**SHORT EXERCISE:** The entries below should be transcribed in their entirety, exactly as written.

[Data listing]
_____
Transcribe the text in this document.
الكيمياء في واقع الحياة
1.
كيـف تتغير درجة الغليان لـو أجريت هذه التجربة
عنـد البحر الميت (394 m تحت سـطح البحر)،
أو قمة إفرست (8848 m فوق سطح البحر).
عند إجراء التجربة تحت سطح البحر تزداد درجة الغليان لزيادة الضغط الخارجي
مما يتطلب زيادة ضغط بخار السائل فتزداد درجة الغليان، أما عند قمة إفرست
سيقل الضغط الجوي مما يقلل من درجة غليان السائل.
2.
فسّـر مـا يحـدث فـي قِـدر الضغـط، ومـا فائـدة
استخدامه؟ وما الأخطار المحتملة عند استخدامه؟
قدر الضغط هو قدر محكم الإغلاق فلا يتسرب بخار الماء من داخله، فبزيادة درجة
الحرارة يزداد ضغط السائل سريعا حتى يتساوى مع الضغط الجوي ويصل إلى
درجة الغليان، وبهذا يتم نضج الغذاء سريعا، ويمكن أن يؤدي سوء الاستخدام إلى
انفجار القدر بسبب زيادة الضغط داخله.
_____
**OUTPUT OF THE EXERCISE:**
Transcribe the text in this document.
الكيمياء في واقع الحياة
1.
كيـف تتغير درجة الغليان لـو أجريت هذه التجربة
عنـد البحر الميت (394 m تحت سـطح البحر)،
أو قمة إفرست (8848 m فوق سطح البحر).
عند إجراء التجربة تحت سطح البحر تزداد درجة الغليان لزيادة الضغط الخارجي
مما يتطلب زيادة ضغط بخار السائل فتزداد درجة الغليان، أما عند قمة إفرست
سيقل الضغط الجوي مما يقلل من درجة غليان السائل.
2.
فسّـر مـا يحـدث فـي قِـدر الضغـط، ومـا فائـدة
استخدامه؟ وما الأخطار المحتملة عند استخدامه؟
قدر الضغط هو قدر محكم الإغلاق فلا يتسرب بخار الماء من داخله، فبزيادة درجة
الحرارة يزداد ضغط السائل سريعا حتى يتساوى مع الضغط الجوي ويصل إلى
درجة الغليان، وبهذا يتم نضج الغذاء سريعا، ويمكن أن يؤدي سوء الاستخدام إلى
انفجار القدر بسبب زيادة الضغط داخله.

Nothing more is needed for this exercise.